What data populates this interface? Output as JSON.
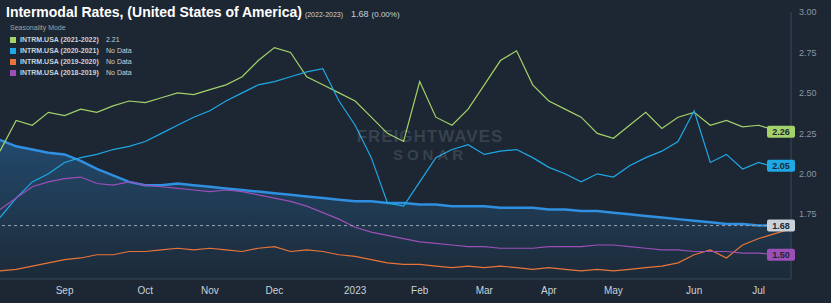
{
  "chart_data": {
    "type": "line",
    "title": "Intermodal Rates, (United States of America)",
    "subtitle": "(2022-2023)",
    "title_value": "1.68",
    "title_change": "(0.00%)",
    "legend_title": "Seasonality Mode",
    "watermark": [
      "FREIGHTWAVES",
      "SONAR"
    ],
    "categories": [
      null,
      null,
      null,
      null,
      "Sep",
      null,
      null,
      null,
      null,
      "Oct",
      null,
      null,
      null,
      "Nov",
      null,
      null,
      null,
      "Dec",
      null,
      null,
      null,
      null,
      "2023",
      null,
      null,
      null,
      "Feb",
      null,
      null,
      null,
      "Mar",
      null,
      null,
      null,
      "Apr",
      null,
      null,
      null,
      "May",
      null,
      null,
      null,
      null,
      "Jun",
      null,
      null,
      null,
      "Jul",
      null,
      null
    ],
    "series": [
      {
        "name": "(2022-2023)",
        "type": "area",
        "color": "#2f8fe0",
        "values": [
          2.21,
          2.17,
          2.15,
          2.13,
          2.12,
          2.08,
          2.03,
          1.99,
          1.95,
          1.93,
          1.93,
          1.94,
          1.93,
          1.92,
          1.91,
          1.9,
          1.89,
          1.88,
          1.87,
          1.86,
          1.85,
          1.84,
          1.83,
          1.83,
          1.82,
          1.82,
          1.81,
          1.81,
          1.8,
          1.8,
          1.8,
          1.79,
          1.79,
          1.79,
          1.78,
          1.78,
          1.77,
          1.77,
          1.76,
          1.75,
          1.74,
          1.73,
          1.72,
          1.71,
          1.7,
          1.69,
          1.69,
          1.68,
          1.68,
          1.68
        ]
      },
      {
        "name": "INTRM.USA (2021-2022)",
        "legend_label": "2.21",
        "type": "line",
        "color": "#a3d16a",
        "values": [
          2.14,
          2.33,
          2.3,
          2.38,
          2.36,
          2.4,
          2.38,
          2.42,
          2.45,
          2.44,
          2.47,
          2.5,
          2.49,
          2.52,
          2.55,
          2.6,
          2.7,
          2.78,
          2.75,
          2.6,
          2.55,
          2.5,
          2.45,
          2.35,
          2.25,
          2.2,
          2.57,
          2.35,
          2.3,
          2.4,
          2.55,
          2.7,
          2.76,
          2.55,
          2.45,
          2.4,
          2.35,
          2.25,
          2.22,
          2.3,
          2.38,
          2.28,
          2.35,
          2.38,
          2.3,
          2.33,
          2.29,
          2.3,
          2.27,
          2.26
        ]
      },
      {
        "name": "INTRM.USA (2020-2021)",
        "legend_label": "No Data",
        "type": "line",
        "color": "#1fa8e6",
        "values": [
          1.73,
          1.85,
          1.95,
          2.0,
          2.07,
          2.1,
          2.12,
          2.15,
          2.17,
          2.2,
          2.25,
          2.3,
          2.35,
          2.39,
          2.45,
          2.5,
          2.55,
          2.57,
          2.6,
          2.63,
          2.65,
          2.45,
          2.3,
          2.1,
          1.82,
          1.8,
          1.95,
          2.1,
          2.15,
          2.18,
          2.12,
          2.14,
          2.15,
          2.1,
          2.04,
          2.0,
          1.95,
          2.0,
          1.98,
          2.05,
          2.1,
          2.14,
          2.2,
          2.39,
          2.07,
          2.12,
          2.03,
          2.07,
          2.04,
          2.05
        ]
      },
      {
        "name": "INTRM.USA (2019-2020)",
        "legend_label": "No Data",
        "type": "line",
        "color": "#e8743b",
        "values": [
          1.4,
          1.41,
          1.43,
          1.45,
          1.47,
          1.48,
          1.5,
          1.5,
          1.52,
          1.52,
          1.53,
          1.54,
          1.53,
          1.54,
          1.53,
          1.52,
          1.54,
          1.55,
          1.52,
          1.53,
          1.52,
          1.5,
          1.49,
          1.47,
          1.45,
          1.44,
          1.44,
          1.43,
          1.42,
          1.43,
          1.42,
          1.43,
          1.42,
          1.41,
          1.42,
          1.41,
          1.4,
          1.41,
          1.4,
          1.41,
          1.42,
          1.43,
          1.45,
          1.5,
          1.53,
          1.48,
          1.56,
          1.6,
          1.63,
          1.66
        ]
      },
      {
        "name": "INTRM.USA (2018-2019)",
        "legend_label": "No Data",
        "type": "line",
        "color": "#9b4fb7",
        "values": [
          1.78,
          1.85,
          1.92,
          1.95,
          1.97,
          1.98,
          1.94,
          1.93,
          1.95,
          1.93,
          1.92,
          1.91,
          1.9,
          1.89,
          1.9,
          1.89,
          1.87,
          1.85,
          1.83,
          1.8,
          1.76,
          1.72,
          1.67,
          1.64,
          1.62,
          1.6,
          1.58,
          1.57,
          1.56,
          1.55,
          1.55,
          1.54,
          1.54,
          1.54,
          1.55,
          1.55,
          1.55,
          1.56,
          1.56,
          1.55,
          1.54,
          1.53,
          1.53,
          1.52,
          1.52,
          1.52,
          1.51,
          1.51,
          1.5,
          1.5
        ]
      }
    ],
    "annotations": [
      {
        "text": "2.26",
        "value": 2.26,
        "color": "#a3d16a"
      },
      {
        "text": "2.05",
        "value": 2.05,
        "color": "#1fa8e6"
      },
      {
        "text": "1.68",
        "value": 1.68,
        "color": "#c9d2da",
        "line_style": "dashed"
      },
      {
        "text": "1.50",
        "value": 1.5,
        "color": "#9b4fb7"
      }
    ],
    "ylim": [
      1.35,
      3.0
    ],
    "yticks": [
      {
        "value": 1.75,
        "label": "1.75"
      },
      {
        "value": 2,
        "label": "2.00"
      },
      {
        "value": 2.25,
        "label": "2.25"
      },
      {
        "value": 2.5,
        "label": "2.50"
      },
      {
        "value": 2.75,
        "label": "2.75"
      },
      {
        "value": 3,
        "label": "3.00"
      }
    ],
    "grid": false
  }
}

= = =

• [WHAT THIS TASK INVOLVES]: Out of the records, collect only those lines that contain the string "color".

• [SOLUTION FOR THIS TASK]:
        "color": "#2f8fe0",
        "color": "#a3d16a",
        "color": "#1fa8e6",
        "color": "#e8743b",
        "color": "#9b4fb7",
        "color": "#a3d16a"
        "color": "#1fa8e6"
        "color": "#c9d2da",
        "color": "#9b4fb7"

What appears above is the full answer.